Job
Find and copy lines holding "Mortality".

Data section
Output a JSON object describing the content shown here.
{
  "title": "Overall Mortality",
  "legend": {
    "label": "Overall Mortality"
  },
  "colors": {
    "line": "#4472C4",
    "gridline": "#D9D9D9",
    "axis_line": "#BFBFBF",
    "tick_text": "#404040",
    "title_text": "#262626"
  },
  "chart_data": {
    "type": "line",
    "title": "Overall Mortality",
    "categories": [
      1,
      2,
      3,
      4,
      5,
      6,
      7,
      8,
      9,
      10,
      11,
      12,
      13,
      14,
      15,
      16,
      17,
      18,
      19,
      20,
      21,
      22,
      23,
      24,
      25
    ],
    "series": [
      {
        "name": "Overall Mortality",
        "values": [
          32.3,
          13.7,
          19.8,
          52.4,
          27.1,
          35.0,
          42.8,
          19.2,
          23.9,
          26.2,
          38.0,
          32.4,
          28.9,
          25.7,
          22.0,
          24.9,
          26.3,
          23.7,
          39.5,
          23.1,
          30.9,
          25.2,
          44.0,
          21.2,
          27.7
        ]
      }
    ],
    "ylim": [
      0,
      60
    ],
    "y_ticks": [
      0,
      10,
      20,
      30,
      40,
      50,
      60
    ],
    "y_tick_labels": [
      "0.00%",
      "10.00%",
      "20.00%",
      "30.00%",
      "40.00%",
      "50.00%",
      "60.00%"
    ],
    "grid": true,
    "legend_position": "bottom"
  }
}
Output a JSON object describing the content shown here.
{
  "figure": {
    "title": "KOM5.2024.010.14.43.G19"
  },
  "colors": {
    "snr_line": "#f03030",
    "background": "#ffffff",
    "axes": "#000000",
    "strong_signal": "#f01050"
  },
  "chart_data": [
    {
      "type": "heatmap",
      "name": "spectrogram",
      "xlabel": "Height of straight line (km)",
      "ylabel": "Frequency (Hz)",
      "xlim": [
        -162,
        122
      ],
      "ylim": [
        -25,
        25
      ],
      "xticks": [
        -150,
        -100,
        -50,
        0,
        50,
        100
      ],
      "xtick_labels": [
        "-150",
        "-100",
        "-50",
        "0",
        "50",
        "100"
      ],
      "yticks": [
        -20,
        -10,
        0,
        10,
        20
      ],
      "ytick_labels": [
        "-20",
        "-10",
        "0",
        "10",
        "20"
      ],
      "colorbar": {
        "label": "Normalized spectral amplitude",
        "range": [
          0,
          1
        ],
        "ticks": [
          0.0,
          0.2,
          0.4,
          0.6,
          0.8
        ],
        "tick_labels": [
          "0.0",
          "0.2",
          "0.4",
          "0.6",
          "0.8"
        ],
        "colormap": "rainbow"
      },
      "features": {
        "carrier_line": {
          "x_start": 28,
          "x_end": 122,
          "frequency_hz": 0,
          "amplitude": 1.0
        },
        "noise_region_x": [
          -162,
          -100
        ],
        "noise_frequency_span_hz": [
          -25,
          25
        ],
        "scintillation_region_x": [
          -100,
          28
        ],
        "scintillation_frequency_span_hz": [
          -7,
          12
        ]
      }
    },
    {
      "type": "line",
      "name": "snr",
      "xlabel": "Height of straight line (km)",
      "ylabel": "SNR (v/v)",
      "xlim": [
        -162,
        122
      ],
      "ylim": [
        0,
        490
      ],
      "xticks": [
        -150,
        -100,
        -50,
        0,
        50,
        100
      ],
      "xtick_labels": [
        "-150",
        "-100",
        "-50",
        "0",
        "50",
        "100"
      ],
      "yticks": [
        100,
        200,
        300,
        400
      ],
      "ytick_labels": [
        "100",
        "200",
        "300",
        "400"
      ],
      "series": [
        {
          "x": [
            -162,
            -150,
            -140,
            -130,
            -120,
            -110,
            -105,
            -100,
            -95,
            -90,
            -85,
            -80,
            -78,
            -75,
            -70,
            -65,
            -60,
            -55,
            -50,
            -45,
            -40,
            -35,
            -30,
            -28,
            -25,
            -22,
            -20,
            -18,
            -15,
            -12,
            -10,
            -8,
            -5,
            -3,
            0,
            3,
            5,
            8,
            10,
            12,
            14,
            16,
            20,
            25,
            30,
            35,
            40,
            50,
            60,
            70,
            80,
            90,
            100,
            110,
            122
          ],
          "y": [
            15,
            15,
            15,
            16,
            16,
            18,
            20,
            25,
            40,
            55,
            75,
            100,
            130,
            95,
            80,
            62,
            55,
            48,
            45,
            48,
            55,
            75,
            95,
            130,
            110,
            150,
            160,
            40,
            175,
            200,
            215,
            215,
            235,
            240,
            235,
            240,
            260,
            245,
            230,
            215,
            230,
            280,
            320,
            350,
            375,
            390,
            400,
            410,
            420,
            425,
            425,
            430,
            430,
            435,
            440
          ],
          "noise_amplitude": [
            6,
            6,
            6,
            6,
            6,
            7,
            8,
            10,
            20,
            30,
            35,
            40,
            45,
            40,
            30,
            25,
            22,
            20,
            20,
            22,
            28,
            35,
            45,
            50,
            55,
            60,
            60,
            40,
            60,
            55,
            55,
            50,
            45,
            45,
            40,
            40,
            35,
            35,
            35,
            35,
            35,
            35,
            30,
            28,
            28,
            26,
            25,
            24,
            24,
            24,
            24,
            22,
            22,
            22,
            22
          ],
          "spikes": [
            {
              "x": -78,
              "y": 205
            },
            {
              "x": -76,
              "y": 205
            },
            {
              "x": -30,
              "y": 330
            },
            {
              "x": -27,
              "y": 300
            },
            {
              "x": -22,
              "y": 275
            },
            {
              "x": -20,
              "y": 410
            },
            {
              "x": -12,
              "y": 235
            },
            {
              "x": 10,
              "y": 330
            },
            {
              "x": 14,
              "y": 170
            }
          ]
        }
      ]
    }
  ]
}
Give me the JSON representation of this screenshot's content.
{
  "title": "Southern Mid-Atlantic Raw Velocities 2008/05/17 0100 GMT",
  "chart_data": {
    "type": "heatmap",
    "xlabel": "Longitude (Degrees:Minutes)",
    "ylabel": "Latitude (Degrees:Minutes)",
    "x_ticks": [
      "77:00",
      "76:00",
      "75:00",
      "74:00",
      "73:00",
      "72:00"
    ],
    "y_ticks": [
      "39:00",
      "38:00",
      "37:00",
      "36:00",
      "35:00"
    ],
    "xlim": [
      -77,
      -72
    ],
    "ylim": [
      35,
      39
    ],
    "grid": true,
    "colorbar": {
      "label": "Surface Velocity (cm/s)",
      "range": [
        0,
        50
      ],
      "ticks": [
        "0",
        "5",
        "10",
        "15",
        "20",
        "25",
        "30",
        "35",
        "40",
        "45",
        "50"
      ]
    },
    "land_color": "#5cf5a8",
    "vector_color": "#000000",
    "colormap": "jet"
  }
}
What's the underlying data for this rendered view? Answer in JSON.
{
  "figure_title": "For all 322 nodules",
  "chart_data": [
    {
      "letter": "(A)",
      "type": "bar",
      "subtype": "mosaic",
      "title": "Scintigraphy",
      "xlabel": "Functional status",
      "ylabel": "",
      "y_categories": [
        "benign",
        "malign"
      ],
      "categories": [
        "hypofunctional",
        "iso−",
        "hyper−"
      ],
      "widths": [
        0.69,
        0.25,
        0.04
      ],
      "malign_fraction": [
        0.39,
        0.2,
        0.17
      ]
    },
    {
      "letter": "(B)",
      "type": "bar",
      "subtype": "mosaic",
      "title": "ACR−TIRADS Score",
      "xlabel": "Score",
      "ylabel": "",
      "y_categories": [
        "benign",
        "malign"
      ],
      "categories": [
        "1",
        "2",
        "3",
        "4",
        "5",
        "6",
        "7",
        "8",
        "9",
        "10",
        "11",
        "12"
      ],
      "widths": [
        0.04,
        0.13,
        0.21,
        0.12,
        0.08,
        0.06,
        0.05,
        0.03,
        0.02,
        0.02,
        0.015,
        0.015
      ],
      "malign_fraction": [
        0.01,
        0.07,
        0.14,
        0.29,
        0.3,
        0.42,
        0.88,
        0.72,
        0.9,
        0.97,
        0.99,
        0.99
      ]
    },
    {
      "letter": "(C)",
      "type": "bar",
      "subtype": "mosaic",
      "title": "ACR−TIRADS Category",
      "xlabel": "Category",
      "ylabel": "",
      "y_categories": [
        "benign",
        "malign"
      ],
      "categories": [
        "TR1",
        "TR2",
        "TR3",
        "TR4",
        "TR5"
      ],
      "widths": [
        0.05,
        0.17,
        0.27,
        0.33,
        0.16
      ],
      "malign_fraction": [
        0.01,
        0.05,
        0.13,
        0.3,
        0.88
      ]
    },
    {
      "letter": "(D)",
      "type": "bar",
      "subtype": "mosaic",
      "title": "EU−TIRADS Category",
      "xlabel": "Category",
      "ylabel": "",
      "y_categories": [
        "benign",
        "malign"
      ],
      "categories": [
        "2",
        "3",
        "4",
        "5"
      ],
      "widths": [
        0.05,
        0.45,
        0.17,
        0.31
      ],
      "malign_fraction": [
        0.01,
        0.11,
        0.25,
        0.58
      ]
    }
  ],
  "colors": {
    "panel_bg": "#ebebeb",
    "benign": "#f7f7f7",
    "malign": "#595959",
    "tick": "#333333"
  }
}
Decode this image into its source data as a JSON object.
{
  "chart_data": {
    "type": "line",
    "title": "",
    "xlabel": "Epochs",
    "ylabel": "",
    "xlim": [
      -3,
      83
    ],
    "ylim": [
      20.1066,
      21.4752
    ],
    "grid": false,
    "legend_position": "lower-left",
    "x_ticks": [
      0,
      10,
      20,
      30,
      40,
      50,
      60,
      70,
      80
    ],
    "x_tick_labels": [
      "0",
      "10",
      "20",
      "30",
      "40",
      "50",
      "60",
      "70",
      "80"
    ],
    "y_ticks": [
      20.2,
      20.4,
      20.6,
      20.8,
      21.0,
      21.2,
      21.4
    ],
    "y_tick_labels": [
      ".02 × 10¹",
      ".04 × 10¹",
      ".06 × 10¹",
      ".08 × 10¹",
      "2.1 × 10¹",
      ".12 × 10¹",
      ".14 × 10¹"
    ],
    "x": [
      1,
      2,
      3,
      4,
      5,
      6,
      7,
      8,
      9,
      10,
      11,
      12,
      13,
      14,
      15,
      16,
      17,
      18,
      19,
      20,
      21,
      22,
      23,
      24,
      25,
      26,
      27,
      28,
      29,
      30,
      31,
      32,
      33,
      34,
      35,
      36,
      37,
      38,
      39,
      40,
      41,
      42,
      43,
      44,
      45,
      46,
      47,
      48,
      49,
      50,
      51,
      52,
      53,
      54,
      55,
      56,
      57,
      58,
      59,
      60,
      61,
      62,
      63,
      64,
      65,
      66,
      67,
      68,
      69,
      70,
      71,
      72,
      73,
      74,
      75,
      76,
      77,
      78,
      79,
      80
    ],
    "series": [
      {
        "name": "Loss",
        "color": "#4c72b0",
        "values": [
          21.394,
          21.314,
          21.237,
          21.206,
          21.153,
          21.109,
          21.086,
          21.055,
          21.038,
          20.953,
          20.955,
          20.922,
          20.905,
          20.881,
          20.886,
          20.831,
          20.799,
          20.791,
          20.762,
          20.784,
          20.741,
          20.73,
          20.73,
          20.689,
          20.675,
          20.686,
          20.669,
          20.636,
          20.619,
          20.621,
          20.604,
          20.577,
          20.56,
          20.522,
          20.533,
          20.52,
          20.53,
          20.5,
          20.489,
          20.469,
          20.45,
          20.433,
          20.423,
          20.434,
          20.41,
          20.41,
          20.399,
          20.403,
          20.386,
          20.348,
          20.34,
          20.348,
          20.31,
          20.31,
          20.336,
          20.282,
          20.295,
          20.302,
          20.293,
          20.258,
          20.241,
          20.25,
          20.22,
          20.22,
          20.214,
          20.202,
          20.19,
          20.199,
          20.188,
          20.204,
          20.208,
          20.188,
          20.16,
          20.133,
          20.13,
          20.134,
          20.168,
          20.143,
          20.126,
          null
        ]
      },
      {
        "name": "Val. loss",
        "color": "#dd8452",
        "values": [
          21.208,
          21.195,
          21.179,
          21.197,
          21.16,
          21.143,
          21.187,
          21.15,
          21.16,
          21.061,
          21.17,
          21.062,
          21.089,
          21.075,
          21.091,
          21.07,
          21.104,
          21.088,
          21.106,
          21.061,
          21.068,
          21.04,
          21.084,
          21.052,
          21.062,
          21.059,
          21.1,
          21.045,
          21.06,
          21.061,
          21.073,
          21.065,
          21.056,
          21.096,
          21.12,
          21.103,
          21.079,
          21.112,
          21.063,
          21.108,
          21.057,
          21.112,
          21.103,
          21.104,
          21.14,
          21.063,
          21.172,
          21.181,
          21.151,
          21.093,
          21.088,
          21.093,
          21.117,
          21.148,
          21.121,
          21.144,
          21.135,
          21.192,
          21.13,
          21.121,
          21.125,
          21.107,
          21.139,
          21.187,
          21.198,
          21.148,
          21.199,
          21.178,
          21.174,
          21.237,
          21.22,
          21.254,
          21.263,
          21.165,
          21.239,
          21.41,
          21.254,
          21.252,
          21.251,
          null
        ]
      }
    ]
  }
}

Full solution
  "title": "Overall Mortality",
    "label": "Overall Mortality"
    "title": "Overall Mortality",
        "name": "Overall Mortality",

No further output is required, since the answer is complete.